■ **TASK GOAL**
Reproduce each line exactly, including spacing and punctuation.

■ **GIVEN DATA**

[START]

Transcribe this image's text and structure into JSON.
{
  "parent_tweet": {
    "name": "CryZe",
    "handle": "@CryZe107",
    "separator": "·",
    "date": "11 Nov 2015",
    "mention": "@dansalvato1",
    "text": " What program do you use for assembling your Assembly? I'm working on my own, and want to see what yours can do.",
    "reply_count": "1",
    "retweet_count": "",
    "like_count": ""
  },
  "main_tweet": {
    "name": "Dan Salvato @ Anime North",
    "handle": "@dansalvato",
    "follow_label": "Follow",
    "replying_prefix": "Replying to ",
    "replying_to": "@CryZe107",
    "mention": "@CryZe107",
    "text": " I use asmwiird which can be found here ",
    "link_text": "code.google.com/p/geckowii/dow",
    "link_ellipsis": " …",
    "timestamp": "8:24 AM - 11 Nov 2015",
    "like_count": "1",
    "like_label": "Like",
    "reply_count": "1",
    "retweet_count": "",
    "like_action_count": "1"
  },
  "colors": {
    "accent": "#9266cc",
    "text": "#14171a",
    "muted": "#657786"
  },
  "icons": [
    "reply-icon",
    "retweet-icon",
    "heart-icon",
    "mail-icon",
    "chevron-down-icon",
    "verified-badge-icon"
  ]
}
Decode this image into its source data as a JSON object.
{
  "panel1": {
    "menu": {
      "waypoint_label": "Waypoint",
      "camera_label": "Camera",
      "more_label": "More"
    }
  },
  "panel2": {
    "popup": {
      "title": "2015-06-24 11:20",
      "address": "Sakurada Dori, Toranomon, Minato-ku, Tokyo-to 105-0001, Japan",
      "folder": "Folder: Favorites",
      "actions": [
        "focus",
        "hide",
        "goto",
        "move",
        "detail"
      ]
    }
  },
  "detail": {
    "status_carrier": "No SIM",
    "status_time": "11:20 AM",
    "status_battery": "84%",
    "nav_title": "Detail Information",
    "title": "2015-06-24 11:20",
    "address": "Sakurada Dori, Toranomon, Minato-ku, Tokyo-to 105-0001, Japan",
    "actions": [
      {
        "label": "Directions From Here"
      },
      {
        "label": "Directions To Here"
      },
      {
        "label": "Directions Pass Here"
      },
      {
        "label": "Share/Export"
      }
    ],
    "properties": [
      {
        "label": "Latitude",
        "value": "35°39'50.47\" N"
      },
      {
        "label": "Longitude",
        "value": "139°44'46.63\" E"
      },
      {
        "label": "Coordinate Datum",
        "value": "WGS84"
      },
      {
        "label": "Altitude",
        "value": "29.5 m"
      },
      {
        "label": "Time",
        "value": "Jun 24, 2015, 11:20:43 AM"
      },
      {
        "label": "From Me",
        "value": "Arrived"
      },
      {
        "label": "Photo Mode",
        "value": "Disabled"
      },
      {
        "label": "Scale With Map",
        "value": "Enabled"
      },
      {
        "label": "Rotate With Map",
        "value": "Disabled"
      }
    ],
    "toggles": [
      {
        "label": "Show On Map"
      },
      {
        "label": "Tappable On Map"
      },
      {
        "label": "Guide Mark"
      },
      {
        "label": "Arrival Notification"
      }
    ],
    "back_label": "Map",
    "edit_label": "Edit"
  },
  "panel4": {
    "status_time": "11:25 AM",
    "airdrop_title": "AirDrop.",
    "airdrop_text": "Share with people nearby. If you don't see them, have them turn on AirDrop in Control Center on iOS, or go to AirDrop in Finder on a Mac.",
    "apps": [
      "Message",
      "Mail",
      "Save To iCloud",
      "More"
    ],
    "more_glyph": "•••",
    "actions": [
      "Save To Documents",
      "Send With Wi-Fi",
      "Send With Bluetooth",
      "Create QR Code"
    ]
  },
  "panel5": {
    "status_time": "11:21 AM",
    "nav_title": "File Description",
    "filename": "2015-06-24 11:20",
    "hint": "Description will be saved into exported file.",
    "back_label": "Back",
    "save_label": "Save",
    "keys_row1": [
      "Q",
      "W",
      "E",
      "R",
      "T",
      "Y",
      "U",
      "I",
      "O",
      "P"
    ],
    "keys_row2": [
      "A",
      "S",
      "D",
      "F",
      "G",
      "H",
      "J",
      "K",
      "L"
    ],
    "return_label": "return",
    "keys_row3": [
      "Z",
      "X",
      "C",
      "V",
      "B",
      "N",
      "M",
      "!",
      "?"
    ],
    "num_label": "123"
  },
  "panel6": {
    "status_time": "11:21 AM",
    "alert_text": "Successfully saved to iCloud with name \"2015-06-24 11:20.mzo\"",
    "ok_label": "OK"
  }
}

[END]

■ **EXERCISE OUTPUT**
Transcribe this image's text and structure into JSON.
{
  "parent_tweet": {
    "name": "CryZe",
    "handle": "@CryZe107",
    "separator": "·",
    "date": "11 Nov 2015",
    "mention": "@dansalvato1",
    "text": " What program do you use for assembling your Assembly? I'm working on my own, and want to see what yours can do.",
    "reply_count": "1",
    "retweet_count": "",
    "like_count": ""
  },
  "main_tweet": {
    "name": "Dan Salvato @ Anime North",
    "handle": "@dansalvato",
    "follow_label": "Follow",
    "replying_prefix": "Replying to ",
    "replying_to": "@CryZe107",
    "mention": "@CryZe107",
    "text": " I use asmwiird which can be found here ",
    "link_text": "code.google.com/p/geckowii/dow",
    "link_ellipsis": " …",
    "timestamp": "8:24 AM - 11 Nov 2015",
    "like_count": "1",
    "like_label": "Like",
    "reply_count": "1",
    "retweet_count": "",
    "like_action_count": "1"
  },
  "colors": {
    "accent": "#9266cc",
    "text": "#14171a",
    "muted": "#657786"
  },
  "icons": [
    "reply-icon",
    "retweet-icon",
    "heart-icon",
    "mail-icon",
    "chevron-down-icon",
    "verified-badge-icon"
  ]
}
Decode this image into its source data as a JSON object.
{
  "panel1": {
    "menu": {
      "waypoint_label": "Waypoint",
      "camera_label": "Camera",
      "more_label": "More"
    }
  },
  "panel2": {
    "popup": {
      "title": "2015-06-24 11:20",
      "address": "Sakurada Dori, Toranomon, Minato-ku, Tokyo-to 105-0001, Japan",
      "folder": "Folder: Favorites",
      "actions": [
        "focus",
        "hide",
        "goto",
        "move",
        "detail"
      ]
    }
  },
  "detail": {
    "status_carrier": "No SIM",
    "status_time": "11:20 AM",
    "status_battery": "84%",
    "nav_title": "Detail Information",
    "title": "2015-06-24 11:20",
    "address": "Sakurada Dori, Toranomon, Minato-ku, Tokyo-to 105-0001, Japan",
    "actions": [
      {
        "label": "Directions From Here"
      },
      {
        "label": "Directions To Here"
      },
      {
        "label": "Directions Pass Here"
      },
      {
        "label": "Share/Export"
      }
    ],
    "properties": [
      {
        "label": "Latitude",
        "value": "35°39'50.47\" N"
      },
      {
        "label": "Longitude",
        "value": "139°44'46.63\" E"
      },
      {
        "label": "Coordinate Datum",
        "value": "WGS84"
      },
      {
        "label": "Altitude",
        "value": "29.5 m"
      },
      {
        "label": "Time",
        "value": "Jun 24, 2015, 11:20:43 AM"
      },
      {
        "label": "From Me",
        "value": "Arrived"
      },
      {
        "label": "Photo Mode",
        "value": "Disabled"
      },
      {
        "label": "Scale With Map",
        "value": "Enabled"
      },
      {
        "label": "Rotate With Map",
        "value": "Disabled"
      }
    ],
    "toggles": [
      {
        "label": "Show On Map"
      },
      {
        "label": "Tappable On Map"
      },
      {
        "label": "Guide Mark"
      },
      {
        "label": "Arrival Notification"
      }
    ],
    "back_label": "Map",
    "edit_label": "Edit"
  },
  "panel4": {
    "status_time": "11:25 AM",
    "airdrop_title": "AirDrop.",
    "airdrop_text": "Share with people nearby. If you don't see them, have them turn on AirDrop in Control Center on iOS, or go to AirDrop in Finder on a Mac.",
    "apps": [
      "Message",
      "Mail",
      "Save To iCloud",
      "More"
    ],
    "more_glyph": "•••",
    "actions": [
      "Save To Documents",
      "Send With Wi-Fi",
      "Send With Bluetooth",
      "Create QR Code"
    ]
  },
  "panel5": {
    "status_time": "11:21 AM",
    "nav_title": "File Description",
    "filename": "2015-06-24 11:20",
    "hint": "Description will be saved into exported file.",
    "back_label": "Back",
    "save_label": "Save",
    "keys_row1": [
      "Q",
      "W",
      "E",
      "R",
      "T",
      "Y",
      "U",
      "I",
      "O",
      "P"
    ],
    "keys_row2": [
      "A",
      "S",
      "D",
      "F",
      "G",
      "H",
      "J",
      "K",
      "L"
    ],
    "return_label": "return",
    "keys_row3": [
      "Z",
      "X",
      "C",
      "V",
      "B",
      "N",
      "M",
      "!",
      "?"
    ],
    "num_label": "123"
  },
  "panel6": {
    "status_time": "11:21 AM",
    "alert_text": "Successfully saved to iCloud with name \"2015-06-24 11:20.mzo\"",
    "ok_label": "OK"
  }
}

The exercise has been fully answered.